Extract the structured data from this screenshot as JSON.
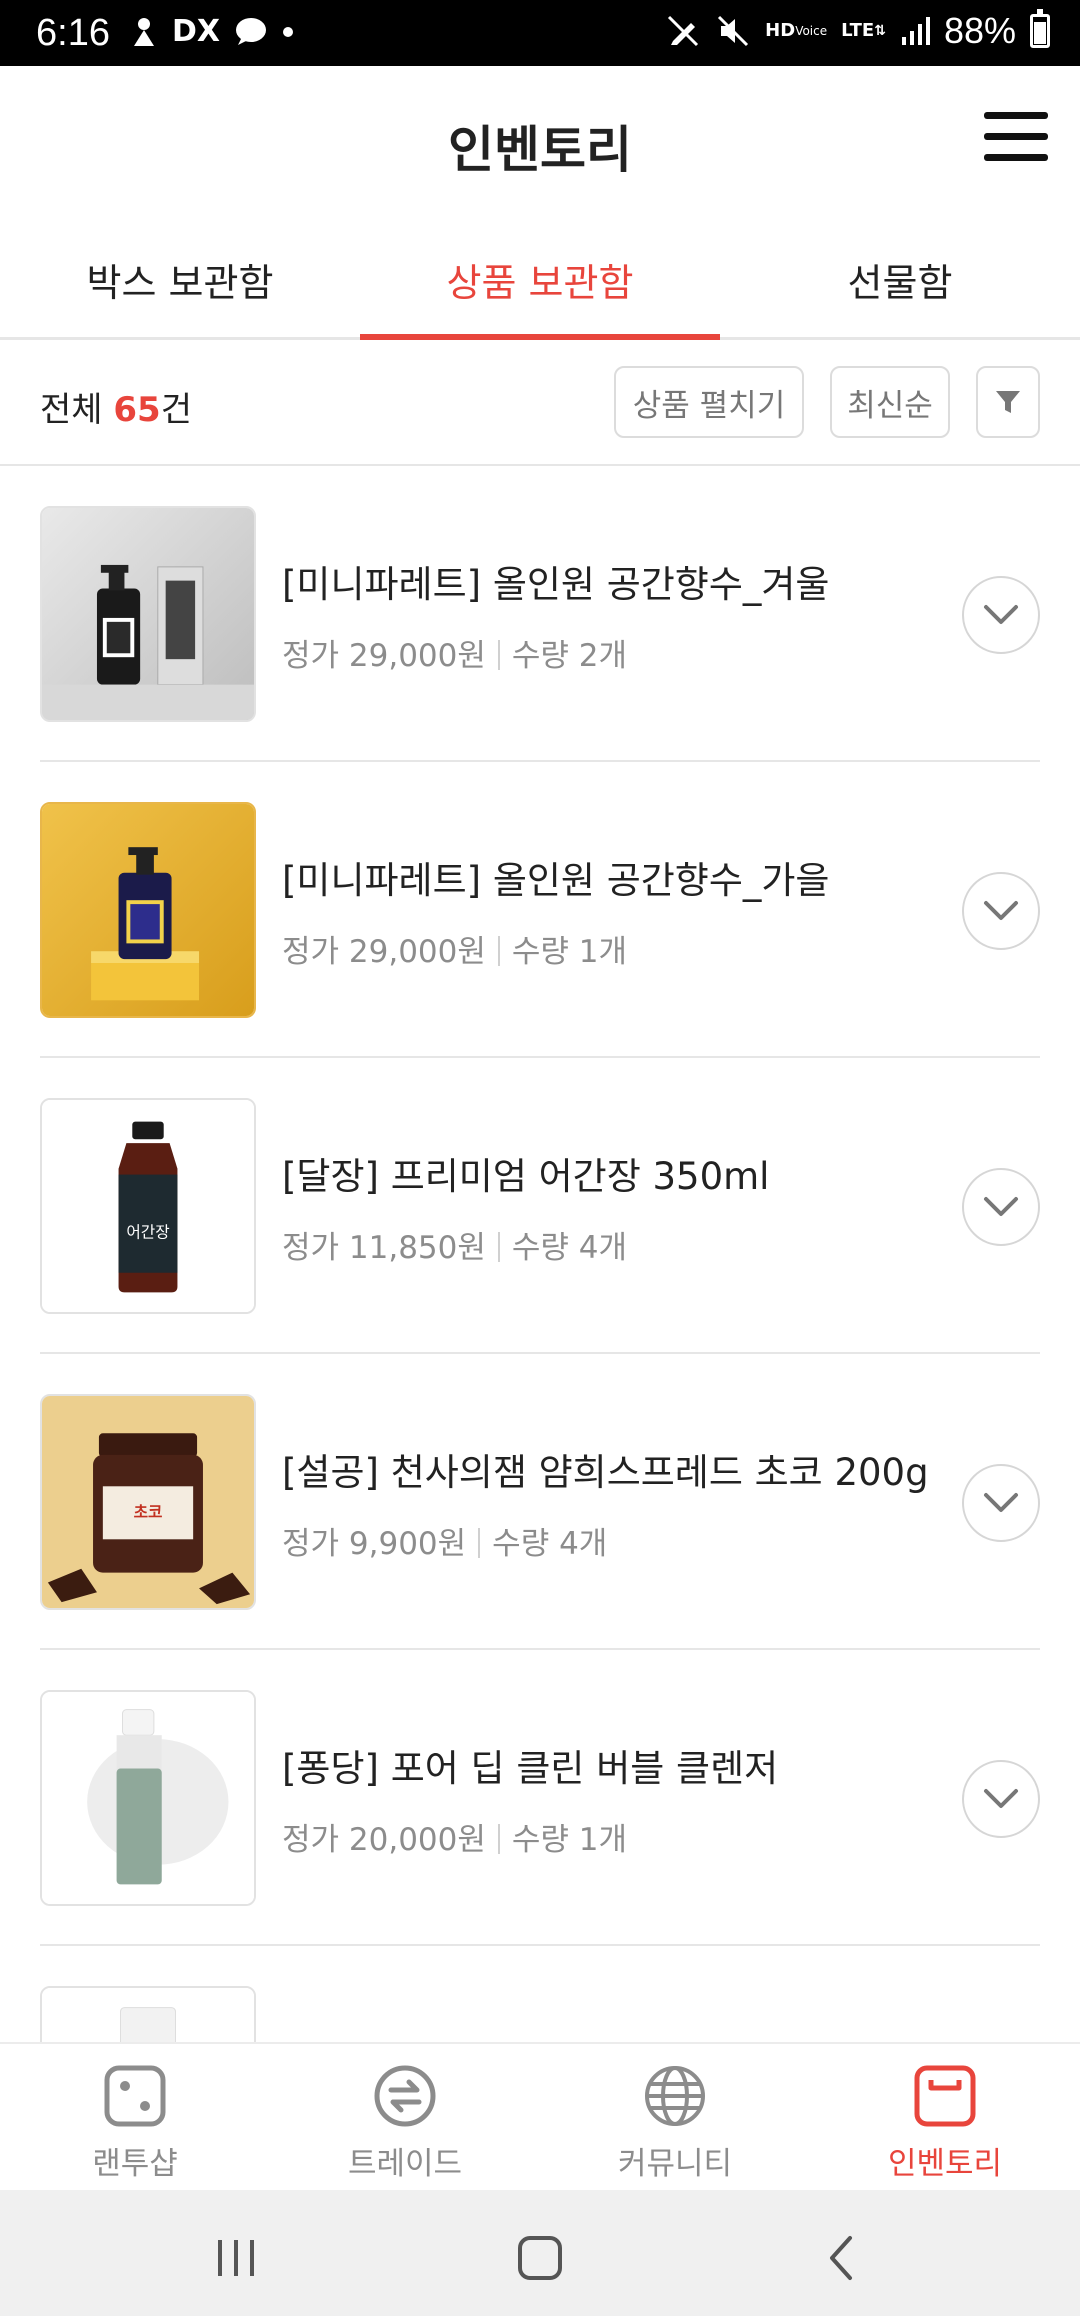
{
  "status_bar": {
    "time": "6:16",
    "battery": "88%",
    "icons": [
      "dolby-icon",
      "dx-icon",
      "chat-bubble-icon",
      "dot-icon",
      "no-write-icon",
      "mute-icon",
      "hd-voice-icon",
      "lte-icon",
      "signal-icon",
      "battery-icon"
    ]
  },
  "header": {
    "title": "인벤토리"
  },
  "tabs": [
    {
      "label": "박스 보관함",
      "active": false
    },
    {
      "label": "상품 보관함",
      "active": true
    },
    {
      "label": "선물함",
      "active": false
    }
  ],
  "toolbar": {
    "count_prefix": "전체 ",
    "count_value": "65",
    "count_suffix": "건",
    "expand_label": "상품 펼치기",
    "sort_label": "최신순"
  },
  "products": [
    {
      "name": "[미니파레트] 올인원 공간향수_겨울",
      "price": "정가 29,000원",
      "qty": "수량 2개",
      "image": "perfume-winter"
    },
    {
      "name": "[미니파레트] 올인원 공간향수_가을",
      "price": "정가 29,000원",
      "qty": "수량 1개",
      "image": "perfume-autumn"
    },
    {
      "name": "[달장] 프리미엄 어간장 350ml",
      "price": "정가 11,850원",
      "qty": "수량 4개",
      "image": "soy-sauce"
    },
    {
      "name": "[설공] 천사의잼 얌희스프레드 초코 200g",
      "price": "정가 9,900원",
      "qty": "수량 4개",
      "image": "choco-spread"
    },
    {
      "name": "[퐁당] 포어 딥 클린 버블 클렌저",
      "price": "정가 20,000원",
      "qty": "수량 1개",
      "image": "cleanser"
    }
  ],
  "bottom_nav": [
    {
      "label": "랜투샵",
      "icon": "dice-icon",
      "active": false
    },
    {
      "label": "트레이드",
      "icon": "trade-arrows-icon",
      "active": false
    },
    {
      "label": "커뮤니티",
      "icon": "globe-icon",
      "active": false
    },
    {
      "label": "인벤토리",
      "icon": "inventory-box-icon",
      "active": true
    }
  ],
  "colors": {
    "accent": "#e8453c",
    "text": "#222222",
    "muted": "#8c8c8c",
    "divider": "#e6e6e6"
  }
}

PROBLEM DETAILS → Copy the material shown above in full and exactly. Skip the pictures.

TASK ANSWER →
Extract the structured data from this screenshot as JSON.
{
  "status_bar": {
    "time": "6:16",
    "battery": "88%",
    "icons": [
      "dolby-icon",
      "dx-icon",
      "chat-bubble-icon",
      "dot-icon",
      "no-write-icon",
      "mute-icon",
      "hd-voice-icon",
      "lte-icon",
      "signal-icon",
      "battery-icon"
    ]
  },
  "header": {
    "title": "인벤토리"
  },
  "tabs": [
    {
      "label": "박스 보관함",
      "active": false
    },
    {
      "label": "상품 보관함",
      "active": true
    },
    {
      "label": "선물함",
      "active": false
    }
  ],
  "toolbar": {
    "count_prefix": "전체 ",
    "count_value": "65",
    "count_suffix": "건",
    "expand_label": "상품 펼치기",
    "sort_label": "최신순"
  },
  "products": [
    {
      "name": "[미니파레트] 올인원 공간향수_겨울",
      "price": "정가 29,000원",
      "qty": "수량 2개",
      "image": "perfume-winter"
    },
    {
      "name": "[미니파레트] 올인원 공간향수_가을",
      "price": "정가 29,000원",
      "qty": "수량 1개",
      "image": "perfume-autumn"
    },
    {
      "name": "[달장] 프리미엄 어간장 350ml",
      "price": "정가 11,850원",
      "qty": "수량 4개",
      "image": "soy-sauce"
    },
    {
      "name": "[설공] 천사의잼 얌희스프레드 초코 200g",
      "price": "정가 9,900원",
      "qty": "수량 4개",
      "image": "choco-spread"
    },
    {
      "name": "[퐁당] 포어 딥 클린 버블 클렌저",
      "price": "정가 20,000원",
      "qty": "수량 1개",
      "image": "cleanser"
    }
  ],
  "bottom_nav": [
    {
      "label": "랜투샵",
      "icon": "dice-icon",
      "active": false
    },
    {
      "label": "트레이드",
      "icon": "trade-arrows-icon",
      "active": false
    },
    {
      "label": "커뮤니티",
      "icon": "globe-icon",
      "active": false
    },
    {
      "label": "인벤토리",
      "icon": "inventory-box-icon",
      "active": true
    }
  ],
  "colors": {
    "accent": "#e8453c",
    "text": "#222222",
    "muted": "#8c8c8c",
    "divider": "#e6e6e6"
  }
}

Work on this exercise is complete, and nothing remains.